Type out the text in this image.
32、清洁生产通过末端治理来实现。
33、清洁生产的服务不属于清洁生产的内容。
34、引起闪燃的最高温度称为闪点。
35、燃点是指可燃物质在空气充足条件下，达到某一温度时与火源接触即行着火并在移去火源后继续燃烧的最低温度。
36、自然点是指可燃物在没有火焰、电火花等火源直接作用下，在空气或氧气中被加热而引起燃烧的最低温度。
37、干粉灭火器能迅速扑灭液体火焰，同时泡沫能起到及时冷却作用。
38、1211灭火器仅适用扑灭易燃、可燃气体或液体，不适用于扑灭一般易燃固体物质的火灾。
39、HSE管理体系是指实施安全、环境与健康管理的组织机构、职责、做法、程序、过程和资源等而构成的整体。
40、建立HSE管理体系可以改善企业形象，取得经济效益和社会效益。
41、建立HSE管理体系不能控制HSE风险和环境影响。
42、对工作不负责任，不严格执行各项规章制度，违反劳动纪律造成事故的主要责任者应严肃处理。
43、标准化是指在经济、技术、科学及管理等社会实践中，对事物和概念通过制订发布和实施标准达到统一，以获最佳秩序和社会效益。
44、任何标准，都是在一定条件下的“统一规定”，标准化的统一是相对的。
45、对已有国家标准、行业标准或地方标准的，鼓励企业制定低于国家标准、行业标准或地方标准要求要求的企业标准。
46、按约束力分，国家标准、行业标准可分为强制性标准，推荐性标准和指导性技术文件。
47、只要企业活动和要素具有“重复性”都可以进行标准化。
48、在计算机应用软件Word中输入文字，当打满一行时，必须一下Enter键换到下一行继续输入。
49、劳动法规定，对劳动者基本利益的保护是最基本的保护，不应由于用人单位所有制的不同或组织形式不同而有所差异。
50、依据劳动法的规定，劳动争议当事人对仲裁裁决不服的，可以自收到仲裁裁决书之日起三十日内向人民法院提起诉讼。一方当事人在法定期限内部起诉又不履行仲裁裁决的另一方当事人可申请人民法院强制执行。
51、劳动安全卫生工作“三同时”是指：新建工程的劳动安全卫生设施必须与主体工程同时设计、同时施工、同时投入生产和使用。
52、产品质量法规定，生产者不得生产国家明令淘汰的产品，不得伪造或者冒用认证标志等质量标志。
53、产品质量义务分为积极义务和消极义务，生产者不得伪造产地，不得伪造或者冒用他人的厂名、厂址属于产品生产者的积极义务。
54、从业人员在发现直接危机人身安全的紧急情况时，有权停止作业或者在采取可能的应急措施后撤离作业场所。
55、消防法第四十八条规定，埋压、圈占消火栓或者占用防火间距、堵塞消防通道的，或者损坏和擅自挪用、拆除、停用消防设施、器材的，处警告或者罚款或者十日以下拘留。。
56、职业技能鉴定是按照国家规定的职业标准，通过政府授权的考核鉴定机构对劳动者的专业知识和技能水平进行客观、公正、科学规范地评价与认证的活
◆ ◆ ◆
PROMPT: Recopy the entries above exactly, with every line included.

COMPLETED TASK:
Type out the text in this image.
32、清洁生产通过末端治理来实现。
33、清洁生产的服务不属于清洁生产的内容。
34、引起闪燃的最高温度称为闪点。
35、燃点是指可燃物质在空气充足条件下，达到某一温度时与火源接触即行着火并在移去火源后继续燃烧的最低温度。
36、自然点是指可燃物在没有火焰、电火花等火源直接作用下，在空气或氧气中被加热而引起燃烧的最低温度。
37、干粉灭火器能迅速扑灭液体火焰，同时泡沫能起到及时冷却作用。
38、1211灭火器仅适用扑灭易燃、可燃气体或液体，不适用于扑灭一般易燃固体物质的火灾。
39、HSE管理体系是指实施安全、环境与健康管理的组织机构、职责、做法、程序、过程和资源等而构成的整体。
40、建立HSE管理体系可以改善企业形象，取得经济效益和社会效益。
41、建立HSE管理体系不能控制HSE风险和环境影响。
42、对工作不负责任，不严格执行各项规章制度，违反劳动纪律造成事故的主要责任者应严肃处理。
43、标准化是指在经济、技术、科学及管理等社会实践中，对事物和概念通过制订发布和实施标准达到统一，以获最佳秩序和社会效益。
44、任何标准，都是在一定条件下的“统一规定”，标准化的统一是相对的。
45、对已有国家标准、行业标准或地方标准的，鼓励企业制定低于国家标准、行业标准或地方标准要求要求的企业标准。
46、按约束力分，国家标准、行业标准可分为强制性标准，推荐性标准和指导性技术文件。
47、只要企业活动和要素具有“重复性”都可以进行标准化。
48、在计算机应用软件Word中输入文字，当打满一行时，必须一下Enter键换到下一行继续输入。
49、劳动法规定，对劳动者基本利益的保护是最基本的保护，不应由于用人单位所有制的不同或组织形式不同而有所差异。
50、依据劳动法的规定，劳动争议当事人对仲裁裁决不服的，可以自收到仲裁裁决书之日起三十日内向人民法院提起诉讼。一方当事人在法定期限内部起诉又不履行仲裁裁决的另一方当事人可申请人民法院强制执行。
51、劳动安全卫生工作“三同时”是指：新建工程的劳动安全卫生设施必须与主体工程同时设计、同时施工、同时投入生产和使用。
52、产品质量法规定，生产者不得生产国家明令淘汰的产品，不得伪造或者冒用认证标志等质量标志。
53、产品质量义务分为积极义务和消极义务，生产者不得伪造产地，不得伪造或者冒用他人的厂名、厂址属于产品生产者的积极义务。
54、从业人员在发现直接危机人身安全的紧急情况时，有权停止作业或者在采取可能的应急措施后撤离作业场所。
55、消防法第四十八条规定，埋压、圈占消火栓或者占用防火间距、堵塞消防通道的，或者损坏和擅自挪用、拆除、停用消防设施、器材的，处警告或者罚款或者十日以下拘留。。
56、职业技能鉴定是按照国家规定的职业标准，通过政府授权的考核鉴定机构对劳动者的专业知识和技能水平进行客观、公正、科学规范地评价与认证的活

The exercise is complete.